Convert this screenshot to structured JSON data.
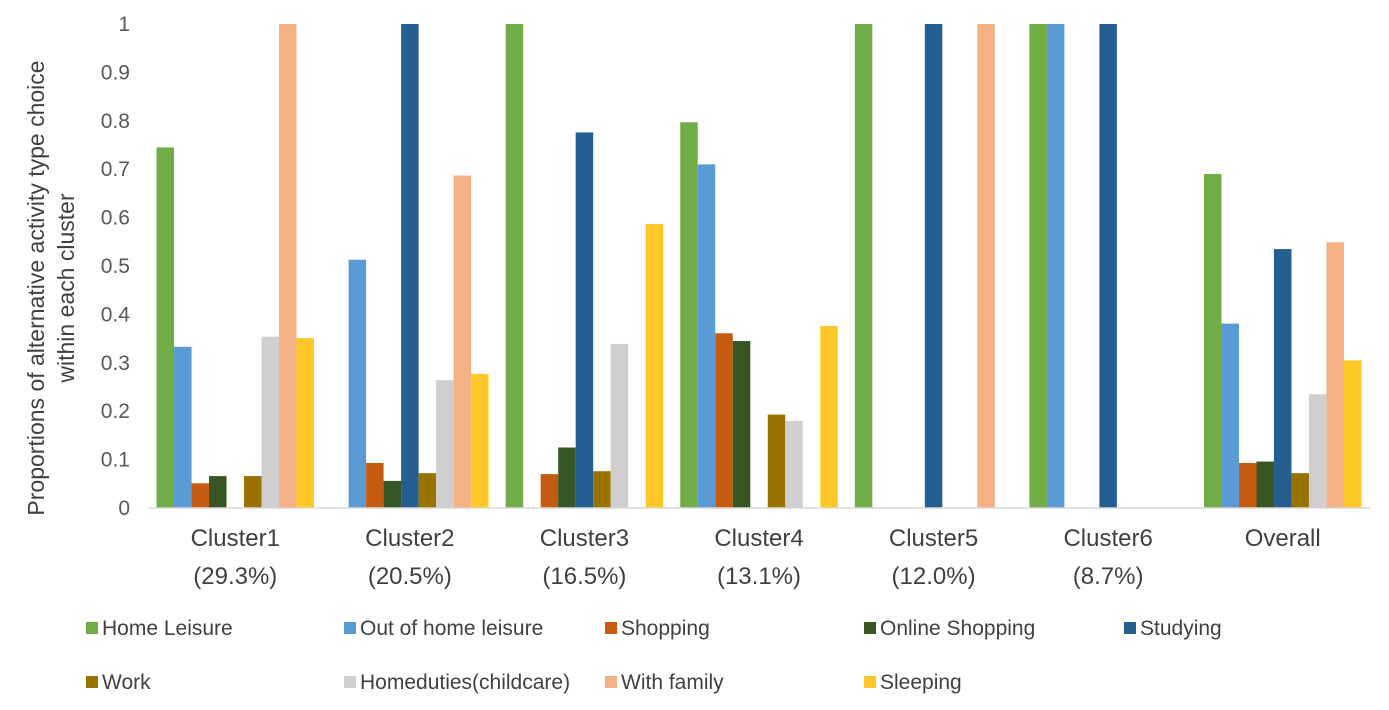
{
  "chart_data": {
    "type": "bar",
    "title": "",
    "xlabel": "",
    "ylabel": "Proportions of alternative activity type choice within each cluster",
    "ylabel_lines": [
      "Proportions of alternative activity type choice",
      "within each cluster"
    ],
    "ylim": [
      0,
      1
    ],
    "yticks": [
      "0",
      "0.1",
      "0.2",
      "0.3",
      "0.4",
      "0.5",
      "0.6",
      "0.7",
      "0.8",
      "0.9",
      "1"
    ],
    "grid": false,
    "legend_position": "bottom",
    "categories": [
      {
        "name": "Cluster1",
        "share": "(29.3%)"
      },
      {
        "name": "Cluster2",
        "share": "(20.5%)"
      },
      {
        "name": "Cluster3",
        "share": "(16.5%)"
      },
      {
        "name": "Cluster4",
        "share": "(13.1%)"
      },
      {
        "name": "Cluster5",
        "share": "(12.0%)"
      },
      {
        "name": "Cluster6",
        "share": "(8.7%)"
      },
      {
        "name": "Overall",
        "share": ""
      }
    ],
    "series": [
      {
        "name": "Home Leisure",
        "color": "#70AD47",
        "values": [
          0.745,
          0,
          1.0,
          0.797,
          1.0,
          1.0,
          0.69
        ]
      },
      {
        "name": "Out of home leisure",
        "color": "#5B9BD5",
        "values": [
          0.333,
          0.513,
          0,
          0.71,
          0,
          1.0,
          0.381
        ]
      },
      {
        "name": "Shopping",
        "color": "#C55A11",
        "values": [
          0.051,
          0.093,
          0.07,
          0.361,
          0,
          0,
          0.093
        ]
      },
      {
        "name": "Online Shopping",
        "color": "#375623",
        "values": [
          0.066,
          0.056,
          0.125,
          0.345,
          0,
          0,
          0.096
        ]
      },
      {
        "name": "Studying",
        "color": "#255E91",
        "values": [
          0,
          1.0,
          0.776,
          0,
          1.0,
          1.0,
          0.535
        ]
      },
      {
        "name": "Work",
        "color": "#997300",
        "values": [
          0.066,
          0.072,
          0.076,
          0.193,
          0,
          0,
          0.072
        ]
      },
      {
        "name": "Homeduties(childcare)",
        "color": "#D0CECE",
        "values": [
          0.354,
          0.264,
          0.339,
          0.18,
          0,
          0,
          0.235
        ]
      },
      {
        "name": "With family",
        "color": "#F4B183",
        "values": [
          1.0,
          0.687,
          0,
          0,
          1.0,
          0,
          0.549
        ]
      },
      {
        "name": "Sleeping",
        "color": "#FFC828",
        "values": [
          0.351,
          0.277,
          0.587,
          0.376,
          0,
          0,
          0.305
        ]
      }
    ]
  }
}
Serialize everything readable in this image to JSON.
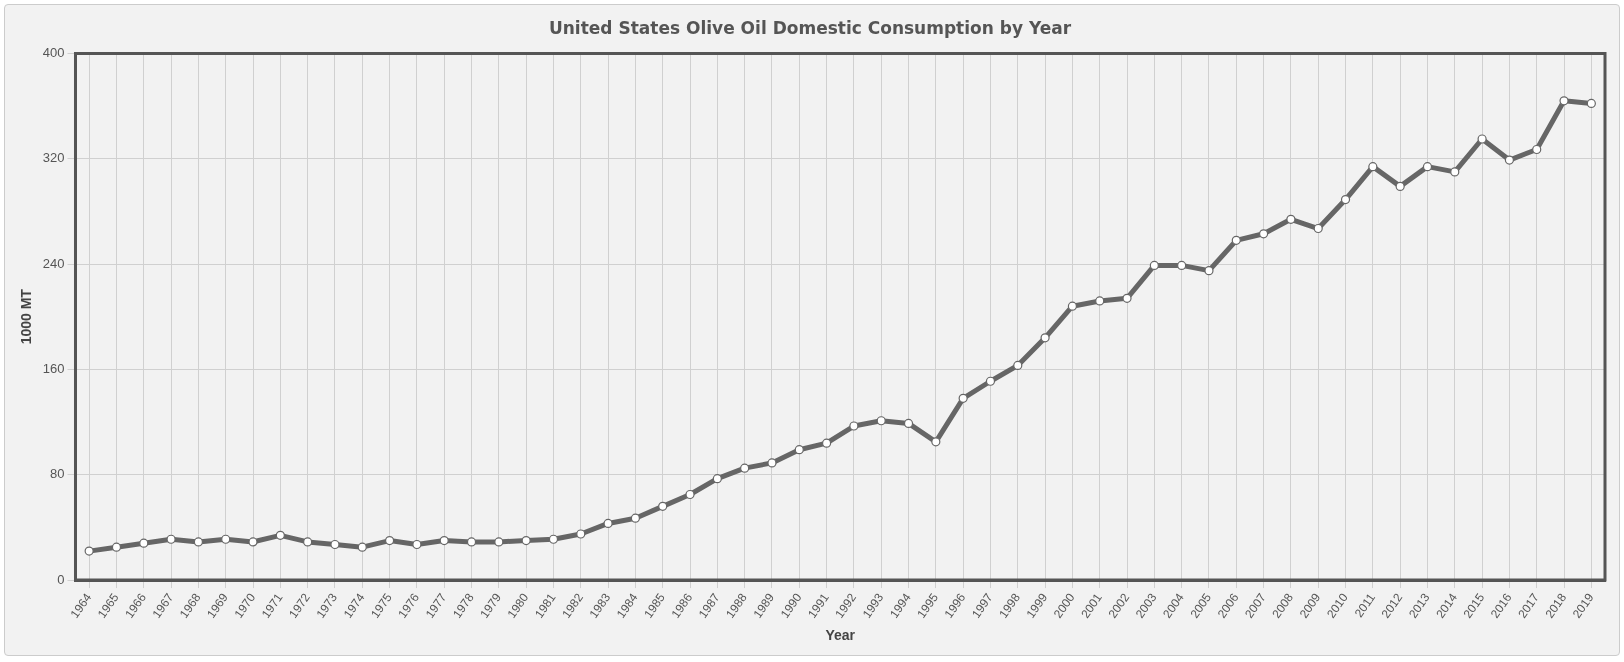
{
  "chart_data": {
    "type": "line",
    "title": "United States Olive Oil Domestic Consumption by Year",
    "xlabel": "Year",
    "ylabel": "1000 MT",
    "categories": [
      "1964",
      "1965",
      "1966",
      "1967",
      "1968",
      "1969",
      "1970",
      "1971",
      "1972",
      "1973",
      "1974",
      "1975",
      "1976",
      "1977",
      "1978",
      "1979",
      "1980",
      "1981",
      "1982",
      "1983",
      "1984",
      "1985",
      "1986",
      "1987",
      "1988",
      "1989",
      "1990",
      "1991",
      "1992",
      "1993",
      "1994",
      "1995",
      "1996",
      "1997",
      "1998",
      "1999",
      "2000",
      "2001",
      "2002",
      "2003",
      "2004",
      "2005",
      "2006",
      "2007",
      "2008",
      "2009",
      "2010",
      "2011",
      "2012",
      "2013",
      "2014",
      "2015",
      "2016",
      "2017",
      "2018",
      "2019"
    ],
    "series": [
      {
        "color": "#666666",
        "values": [
          22,
          25,
          28,
          31,
          29,
          31,
          29,
          34,
          29,
          27,
          25,
          30,
          27,
          30,
          29,
          29,
          30,
          31,
          35,
          43,
          47,
          56,
          65,
          77,
          85,
          89,
          99,
          104,
          117,
          121,
          119,
          105,
          138,
          151,
          163,
          184,
          208,
          212,
          214,
          239,
          239,
          235,
          258,
          263,
          274,
          267,
          289,
          314,
          299,
          314,
          310,
          335,
          319,
          327,
          364,
          362
        ]
      }
    ],
    "ylim": [
      0,
      400
    ],
    "yticks": [
      0,
      80,
      160,
      240,
      320,
      400
    ],
    "grid": true,
    "legend": false,
    "marker": "circle",
    "line_style": "solid"
  }
}
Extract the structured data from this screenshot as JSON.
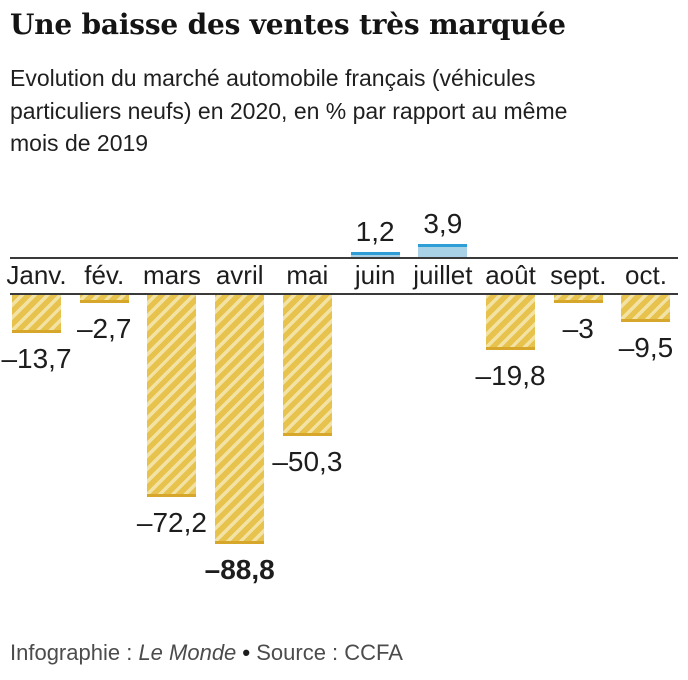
{
  "header": {
    "title": "Une baisse des ventes très marquée",
    "subtitle": "Evolution du marché automobile français (véhicules\nparticuliers neufs)  en 2020, en % par rapport au même\nmois de 2019"
  },
  "footer": {
    "credit_prefix": "Infographie : ",
    "credit_brand": "Le Monde",
    "separator": " • ",
    "source_text": "Source : CCFA"
  },
  "colors": {
    "bar_negative_fill": "#e7c24c",
    "bar_negative_stripe": "#f2e2a4",
    "bar_negative_edge": "#d7a72c",
    "bar_positive_fill": "#a9d2e7",
    "bar_positive_edge": "#2e9ed6",
    "axis_line": "#3a3a3a",
    "text_dark": "#1d1d1d",
    "footer_text": "#4c4c4c"
  },
  "chart_data": {
    "type": "bar",
    "title": "Une baisse des ventes très marquée",
    "subtitle": "Evolution du marché automobile français (véhicules particuliers neufs) en 2020, en % par rapport au même mois de 2019",
    "categories": [
      "Janv.",
      "fév.",
      "mars",
      "avril",
      "mai",
      "juin",
      "juillet",
      "août",
      "sept.",
      "oct."
    ],
    "values": [
      -13.7,
      -2.7,
      -72.2,
      -88.8,
      -50.3,
      1.2,
      3.9,
      -19.8,
      -3,
      -9.5
    ],
    "value_labels": [
      "–13,7",
      "–2,7",
      "–72,2",
      "–88,8",
      "–50,3",
      "1,2",
      "3,9",
      "–19,8",
      "–3",
      "–9,5"
    ],
    "bold_label_index": 3,
    "xlabel": "",
    "ylabel": "% par rapport au même mois de 2019",
    "ylim": [
      -90,
      5
    ],
    "grid": false,
    "legend": false,
    "positive_color": "#a9d2e7",
    "negative_color": "#e7c24c",
    "source": "CCFA"
  }
}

-------

• [Task details]
Restate the entire listing word for word, excluding pictures.

• [Output below]
Convert this screenshot to structured JSON data.
{
  "chart_data": {
    "type": "bar",
    "title": "",
    "xlabel": "",
    "ylabel": "Proportions of alternative activity type choice within each cluster",
    "ylabel_lines": [
      "Proportions of alternative activity type choice",
      "within each cluster"
    ],
    "ylim": [
      0,
      1
    ],
    "yticks": [
      "0",
      "0.1",
      "0.2",
      "0.3",
      "0.4",
      "0.5",
      "0.6",
      "0.7",
      "0.8",
      "0.9",
      "1"
    ],
    "grid": false,
    "legend_position": "bottom",
    "categories": [
      {
        "name": "Cluster1",
        "share": "(29.3%)"
      },
      {
        "name": "Cluster2",
        "share": "(20.5%)"
      },
      {
        "name": "Cluster3",
        "share": "(16.5%)"
      },
      {
        "name": "Cluster4",
        "share": "(13.1%)"
      },
      {
        "name": "Cluster5",
        "share": "(12.0%)"
      },
      {
        "name": "Cluster6",
        "share": "(8.7%)"
      },
      {
        "name": "Overall",
        "share": ""
      }
    ],
    "series": [
      {
        "name": "Home Leisure",
        "color": "#70AD47",
        "values": [
          0.745,
          0,
          1.0,
          0.797,
          1.0,
          1.0,
          0.69
        ]
      },
      {
        "name": "Out of home leisure",
        "color": "#5B9BD5",
        "values": [
          0.333,
          0.513,
          0,
          0.71,
          0,
          1.0,
          0.381
        ]
      },
      {
        "name": "Shopping",
        "color": "#C55A11",
        "values": [
          0.051,
          0.093,
          0.07,
          0.361,
          0,
          0,
          0.093
        ]
      },
      {
        "name": "Online Shopping",
        "color": "#375623",
        "values": [
          0.066,
          0.056,
          0.125,
          0.345,
          0,
          0,
          0.096
        ]
      },
      {
        "name": "Studying",
        "color": "#255E91",
        "values": [
          0,
          1.0,
          0.776,
          0,
          1.0,
          1.0,
          0.535
        ]
      },
      {
        "name": "Work",
        "color": "#997300",
        "values": [
          0.066,
          0.072,
          0.076,
          0.193,
          0,
          0,
          0.072
        ]
      },
      {
        "name": "Homeduties(childcare)",
        "color": "#D0CECE",
        "values": [
          0.354,
          0.264,
          0.339,
          0.18,
          0,
          0,
          0.235
        ]
      },
      {
        "name": "With family",
        "color": "#F4B183",
        "values": [
          1.0,
          0.687,
          0,
          0,
          1.0,
          0,
          0.549
        ]
      },
      {
        "name": "Sleeping",
        "color": "#FFC828",
        "values": [
          0.351,
          0.277,
          0.587,
          0.376,
          0,
          0,
          0.305
        ]
      }
    ]
  }
}
Serialize everything readable in this image to JSON.
{
  "chart_data": {
    "type": "line",
    "title": "United States Olive Oil Domestic Consumption by Year",
    "xlabel": "Year",
    "ylabel": "1000 MT",
    "categories": [
      "1964",
      "1965",
      "1966",
      "1967",
      "1968",
      "1969",
      "1970",
      "1971",
      "1972",
      "1973",
      "1974",
      "1975",
      "1976",
      "1977",
      "1978",
      "1979",
      "1980",
      "1981",
      "1982",
      "1983",
      "1984",
      "1985",
      "1986",
      "1987",
      "1988",
      "1989",
      "1990",
      "1991",
      "1992",
      "1993",
      "1994",
      "1995",
      "1996",
      "1997",
      "1998",
      "1999",
      "2000",
      "2001",
      "2002",
      "2003",
      "2004",
      "2005",
      "2006",
      "2007",
      "2008",
      "2009",
      "2010",
      "2011",
      "2012",
      "2013",
      "2014",
      "2015",
      "2016",
      "2017",
      "2018",
      "2019"
    ],
    "series": [
      {
        "color": "#666666",
        "values": [
          22,
          25,
          28,
          31,
          29,
          31,
          29,
          34,
          29,
          27,
          25,
          30,
          27,
          30,
          29,
          29,
          30,
          31,
          35,
          43,
          47,
          56,
          65,
          77,
          85,
          89,
          99,
          104,
          117,
          121,
          119,
          105,
          138,
          151,
          163,
          184,
          208,
          212,
          214,
          239,
          239,
          235,
          258,
          263,
          274,
          267,
          289,
          314,
          299,
          314,
          310,
          335,
          319,
          327,
          364,
          362
        ]
      }
    ],
    "ylim": [
      0,
      400
    ],
    "yticks": [
      0,
      80,
      160,
      240,
      320,
      400
    ],
    "grid": true,
    "legend": false,
    "marker": "circle",
    "line_style": "solid"
  }
}
Extract the structured data from this screenshot as JSON.
{
  "header": {
    "title": "Une baisse des ventes très marquée",
    "subtitle": "Evolution du marché automobile français (véhicules\nparticuliers neufs)  en 2020, en % par rapport au même\nmois de 2019"
  },
  "footer": {
    "credit_prefix": "Infographie : ",
    "credit_brand": "Le Monde",
    "separator": " • ",
    "source_text": "Source : CCFA"
  },
  "colors": {
    "bar_negative_fill": "#e7c24c",
    "bar_negative_stripe": "#f2e2a4",
    "bar_negative_edge": "#d7a72c",
    "bar_positive_fill": "#a9d2e7",
    "bar_positive_edge": "#2e9ed6",
    "axis_line": "#3a3a3a",
    "text_dark": "#1d1d1d",
    "footer_text": "#4c4c4c"
  },
  "chart_data": {
    "type": "bar",
    "title": "Une baisse des ventes très marquée",
    "subtitle": "Evolution du marché automobile français (véhicules particuliers neufs) en 2020, en % par rapport au même mois de 2019",
    "categories": [
      "Janv.",
      "fév.",
      "mars",
      "avril",
      "mai",
      "juin",
      "juillet",
      "août",
      "sept.",
      "oct."
    ],
    "values": [
      -13.7,
      -2.7,
      -72.2,
      -88.8,
      -50.3,
      1.2,
      3.9,
      -19.8,
      -3,
      -9.5
    ],
    "value_labels": [
      "–13,7",
      "–2,7",
      "–72,2",
      "–88,8",
      "–50,3",
      "1,2",
      "3,9",
      "–19,8",
      "–3",
      "–9,5"
    ],
    "bold_label_index": 3,
    "xlabel": "",
    "ylabel": "% par rapport au même mois de 2019",
    "ylim": [
      -90,
      5
    ],
    "grid": false,
    "legend": false,
    "positive_color": "#a9d2e7",
    "negative_color": "#e7c24c",
    "source": "CCFA"
  }
}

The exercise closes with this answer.